(Written problem): Copy each of the following lines word for word, leaving every character unchanged.

(Dataset excerpts):
........
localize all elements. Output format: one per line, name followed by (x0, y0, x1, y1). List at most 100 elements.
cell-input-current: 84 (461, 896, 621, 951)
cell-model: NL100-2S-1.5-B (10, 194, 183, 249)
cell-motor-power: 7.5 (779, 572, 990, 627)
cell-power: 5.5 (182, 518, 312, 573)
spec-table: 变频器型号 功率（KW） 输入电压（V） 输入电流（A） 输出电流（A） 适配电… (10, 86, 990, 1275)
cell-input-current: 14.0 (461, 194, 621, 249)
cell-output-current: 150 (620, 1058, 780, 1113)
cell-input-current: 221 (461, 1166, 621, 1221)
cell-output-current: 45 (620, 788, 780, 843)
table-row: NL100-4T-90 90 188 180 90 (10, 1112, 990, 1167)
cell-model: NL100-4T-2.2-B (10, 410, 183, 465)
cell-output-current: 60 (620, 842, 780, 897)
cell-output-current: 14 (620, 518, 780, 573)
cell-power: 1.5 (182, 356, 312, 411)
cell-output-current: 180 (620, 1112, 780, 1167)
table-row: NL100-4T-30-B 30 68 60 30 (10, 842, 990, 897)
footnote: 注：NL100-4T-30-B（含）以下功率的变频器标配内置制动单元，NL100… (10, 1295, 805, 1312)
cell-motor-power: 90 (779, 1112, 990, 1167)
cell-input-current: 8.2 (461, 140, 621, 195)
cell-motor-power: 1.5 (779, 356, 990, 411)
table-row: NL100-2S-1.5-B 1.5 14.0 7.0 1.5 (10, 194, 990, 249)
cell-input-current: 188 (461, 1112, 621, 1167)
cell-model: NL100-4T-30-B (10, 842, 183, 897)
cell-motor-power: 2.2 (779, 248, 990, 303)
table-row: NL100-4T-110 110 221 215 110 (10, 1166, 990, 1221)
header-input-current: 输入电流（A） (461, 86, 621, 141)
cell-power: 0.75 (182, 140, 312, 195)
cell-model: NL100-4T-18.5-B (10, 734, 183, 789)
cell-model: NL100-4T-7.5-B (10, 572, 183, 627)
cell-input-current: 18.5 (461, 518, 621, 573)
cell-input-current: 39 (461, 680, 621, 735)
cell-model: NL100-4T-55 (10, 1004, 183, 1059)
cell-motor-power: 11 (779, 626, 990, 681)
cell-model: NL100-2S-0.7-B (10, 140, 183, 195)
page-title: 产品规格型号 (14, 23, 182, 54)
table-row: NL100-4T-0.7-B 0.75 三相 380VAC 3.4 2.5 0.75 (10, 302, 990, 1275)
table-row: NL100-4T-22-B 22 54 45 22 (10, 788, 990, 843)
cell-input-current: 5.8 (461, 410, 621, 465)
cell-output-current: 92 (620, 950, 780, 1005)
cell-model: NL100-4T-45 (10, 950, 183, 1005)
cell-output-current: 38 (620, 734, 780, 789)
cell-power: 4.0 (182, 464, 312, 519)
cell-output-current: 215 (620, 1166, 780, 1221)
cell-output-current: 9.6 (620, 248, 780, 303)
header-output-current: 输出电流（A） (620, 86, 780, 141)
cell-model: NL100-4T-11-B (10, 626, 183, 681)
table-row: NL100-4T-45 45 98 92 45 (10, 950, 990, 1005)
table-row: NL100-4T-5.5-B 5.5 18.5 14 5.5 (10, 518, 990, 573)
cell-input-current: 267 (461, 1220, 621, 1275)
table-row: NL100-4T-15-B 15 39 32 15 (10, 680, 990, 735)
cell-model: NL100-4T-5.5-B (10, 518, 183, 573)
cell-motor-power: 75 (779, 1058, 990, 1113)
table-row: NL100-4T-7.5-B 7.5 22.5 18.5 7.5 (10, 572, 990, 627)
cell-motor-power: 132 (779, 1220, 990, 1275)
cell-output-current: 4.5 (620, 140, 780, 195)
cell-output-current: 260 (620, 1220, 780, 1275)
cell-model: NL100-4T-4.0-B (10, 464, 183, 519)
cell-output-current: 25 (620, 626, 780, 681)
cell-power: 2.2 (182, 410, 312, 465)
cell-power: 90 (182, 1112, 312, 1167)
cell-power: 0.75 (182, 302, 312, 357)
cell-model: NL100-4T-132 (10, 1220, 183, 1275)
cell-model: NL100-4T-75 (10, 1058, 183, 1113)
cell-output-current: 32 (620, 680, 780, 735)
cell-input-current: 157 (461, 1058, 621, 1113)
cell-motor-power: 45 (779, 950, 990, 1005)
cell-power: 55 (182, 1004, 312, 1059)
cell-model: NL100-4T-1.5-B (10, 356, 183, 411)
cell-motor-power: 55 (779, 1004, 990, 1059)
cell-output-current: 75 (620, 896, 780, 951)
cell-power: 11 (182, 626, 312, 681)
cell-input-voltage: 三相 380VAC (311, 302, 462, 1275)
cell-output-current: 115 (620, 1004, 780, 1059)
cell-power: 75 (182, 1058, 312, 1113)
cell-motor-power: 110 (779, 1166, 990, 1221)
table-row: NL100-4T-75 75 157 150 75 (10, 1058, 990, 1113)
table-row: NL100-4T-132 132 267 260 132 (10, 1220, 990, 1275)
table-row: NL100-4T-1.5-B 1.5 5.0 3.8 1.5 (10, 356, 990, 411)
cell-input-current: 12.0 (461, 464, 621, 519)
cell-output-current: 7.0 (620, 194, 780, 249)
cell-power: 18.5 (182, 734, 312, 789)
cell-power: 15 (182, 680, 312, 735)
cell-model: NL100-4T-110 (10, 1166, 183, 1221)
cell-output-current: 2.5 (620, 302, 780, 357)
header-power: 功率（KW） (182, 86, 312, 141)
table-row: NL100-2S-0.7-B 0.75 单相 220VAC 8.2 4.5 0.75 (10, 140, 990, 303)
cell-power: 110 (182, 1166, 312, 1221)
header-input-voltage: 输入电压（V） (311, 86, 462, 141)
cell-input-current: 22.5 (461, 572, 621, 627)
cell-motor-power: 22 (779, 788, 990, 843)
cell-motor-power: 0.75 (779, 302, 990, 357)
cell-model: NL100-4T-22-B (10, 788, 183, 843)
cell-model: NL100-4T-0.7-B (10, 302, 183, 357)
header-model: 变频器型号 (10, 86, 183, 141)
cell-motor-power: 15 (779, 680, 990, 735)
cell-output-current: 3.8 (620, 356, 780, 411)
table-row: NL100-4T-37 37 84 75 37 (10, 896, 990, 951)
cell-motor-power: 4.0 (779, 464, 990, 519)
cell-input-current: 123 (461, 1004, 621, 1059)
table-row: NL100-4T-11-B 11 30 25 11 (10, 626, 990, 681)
........
(Full solution):
localize all elements. Output format: one per line, name followed by (x0, y0, x1, y1). List at most 100 elements.
cell-input-current: 84 (461, 896, 621, 951)
cell-model: NL100-2S-1.5-B (10, 194, 183, 249)
cell-motor-power: 7.5 (779, 572, 990, 627)
cell-power: 5.5 (182, 518, 312, 573)
spec-table: 变频器型号 功率（KW） 输入电压（V） 输入电流（A） 输出电流（A） 适配电… (10, 86, 990, 1275)
cell-input-current: 14.0 (461, 194, 621, 249)
cell-output-current: 150 (620, 1058, 780, 1113)
cell-input-current: 221 (461, 1166, 621, 1221)
cell-output-current: 45 (620, 788, 780, 843)
table-row: NL100-4T-90 90 188 180 90 (10, 1112, 990, 1167)
cell-model: NL100-4T-2.2-B (10, 410, 183, 465)
cell-output-current: 60 (620, 842, 780, 897)
cell-output-current: 14 (620, 518, 780, 573)
cell-power: 1.5 (182, 356, 312, 411)
cell-output-current: 180 (620, 1112, 780, 1167)
table-row: NL100-4T-30-B 30 68 60 30 (10, 842, 990, 897)
footnote: 注：NL100-4T-30-B（含）以下功率的变频器标配内置制动单元，NL100… (10, 1295, 805, 1312)
cell-motor-power: 90 (779, 1112, 990, 1167)
cell-input-current: 8.2 (461, 140, 621, 195)
cell-motor-power: 1.5 (779, 356, 990, 411)
table-row: NL100-2S-1.5-B 1.5 14.0 7.0 1.5 (10, 194, 990, 249)
cell-input-current: 188 (461, 1112, 621, 1167)
cell-model: NL100-4T-30-B (10, 842, 183, 897)
cell-motor-power: 2.2 (779, 248, 990, 303)
table-row: NL100-4T-110 110 221 215 110 (10, 1166, 990, 1221)
header-input-current: 输入电流（A） (461, 86, 621, 141)
cell-power: 0.75 (182, 140, 312, 195)
cell-model: NL100-4T-18.5-B (10, 734, 183, 789)
cell-model: NL100-4T-7.5-B (10, 572, 183, 627)
cell-input-current: 18.5 (461, 518, 621, 573)
cell-input-current: 39 (461, 680, 621, 735)
cell-model: NL100-4T-55 (10, 1004, 183, 1059)
cell-motor-power: 11 (779, 626, 990, 681)
cell-model: NL100-2S-0.7-B (10, 140, 183, 195)
page-title: 产品规格型号 (14, 23, 182, 54)
table-row: NL100-4T-0.7-B 0.75 三相 380VAC 3.4 2.5 0.75 (10, 302, 990, 1275)
table-row: NL100-4T-22-B 22 54 45 22 (10, 788, 990, 843)
cell-input-current: 5.8 (461, 410, 621, 465)
cell-output-current: 92 (620, 950, 780, 1005)
cell-model: NL100-4T-45 (10, 950, 183, 1005)
cell-output-current: 38 (620, 734, 780, 789)
cell-power: 4.0 (182, 464, 312, 519)
cell-output-current: 215 (620, 1166, 780, 1221)
cell-output-current: 9.6 (620, 248, 780, 303)
header-output-current: 输出电流（A） (620, 86, 780, 141)
cell-model: NL100-4T-11-B (10, 626, 183, 681)
table-row: NL100-4T-45 45 98 92 45 (10, 950, 990, 1005)
table-row: NL100-4T-5.5-B 5.5 18.5 14 5.5 (10, 518, 990, 573)
cell-input-current: 267 (461, 1220, 621, 1275)
table-row: NL100-4T-15-B 15 39 32 15 (10, 680, 990, 735)
cell-model: NL100-4T-5.5-B (10, 518, 183, 573)
cell-motor-power: 75 (779, 1058, 990, 1113)
table-row: NL100-4T-7.5-B 7.5 22.5 18.5 7.5 (10, 572, 990, 627)
cell-motor-power: 132 (779, 1220, 990, 1275)
cell-output-current: 4.5 (620, 140, 780, 195)
cell-output-current: 260 (620, 1220, 780, 1275)
cell-model: NL100-4T-4.0-B (10, 464, 183, 519)
cell-output-current: 25 (620, 626, 780, 681)
cell-power: 2.2 (182, 410, 312, 465)
cell-power: 90 (182, 1112, 312, 1167)
cell-power: 0.75 (182, 302, 312, 357)
cell-model: NL100-4T-132 (10, 1220, 183, 1275)
cell-model: NL100-4T-75 (10, 1058, 183, 1113)
cell-output-current: 32 (620, 680, 780, 735)
cell-input-current: 157 (461, 1058, 621, 1113)
cell-motor-power: 45 (779, 950, 990, 1005)
cell-power: 55 (182, 1004, 312, 1059)
cell-model: NL100-4T-1.5-B (10, 356, 183, 411)
cell-motor-power: 55 (779, 1004, 990, 1059)
cell-output-current: 75 (620, 896, 780, 951)
cell-power: 11 (182, 626, 312, 681)
cell-input-voltage: 三相 380VAC (311, 302, 462, 1275)
cell-output-current: 115 (620, 1004, 780, 1059)
cell-power: 75 (182, 1058, 312, 1113)
cell-motor-power: 110 (779, 1166, 990, 1221)
table-row: NL100-4T-75 75 157 150 75 (10, 1058, 990, 1113)
table-row: NL100-4T-132 132 267 260 132 (10, 1220, 990, 1275)
table-row: NL100-4T-1.5-B 1.5 5.0 3.8 1.5 (10, 356, 990, 411)
cell-input-current: 12.0 (461, 464, 621, 519)
cell-output-current: 7.0 (620, 194, 780, 249)
cell-power: 18.5 (182, 734, 312, 789)
cell-power: 15 (182, 680, 312, 735)
cell-model: NL100-4T-110 (10, 1166, 183, 1221)
cell-output-current: 2.5 (620, 302, 780, 357)
header-power: 功率（KW） (182, 86, 312, 141)
table-row: NL100-2S-0.7-B 0.75 单相 220VAC 8.2 4.5 0.75 (10, 140, 990, 303)
cell-power: 110 (182, 1166, 312, 1221)
header-input-voltage: 输入电压（V） (311, 86, 462, 141)
cell-input-current: 22.5 (461, 572, 621, 627)
cell-motor-power: 22 (779, 788, 990, 843)
cell-motor-power: 0.75 (779, 302, 990, 357)
cell-model: NL100-4T-22-B (10, 788, 183, 843)
cell-model: NL100-4T-0.7-B (10, 302, 183, 357)
header-model: 变频器型号 (10, 86, 183, 141)
cell-motor-power: 15 (779, 680, 990, 735)
cell-output-current: 3.8 (620, 356, 780, 411)
table-row: NL100-4T-37 37 84 75 37 (10, 896, 990, 951)
cell-motor-power: 4.0 (779, 464, 990, 519)
cell-input-current: 123 (461, 1004, 621, 1059)
table-row: NL100-4T-11-B 11 30 25 11 (10, 626, 990, 681)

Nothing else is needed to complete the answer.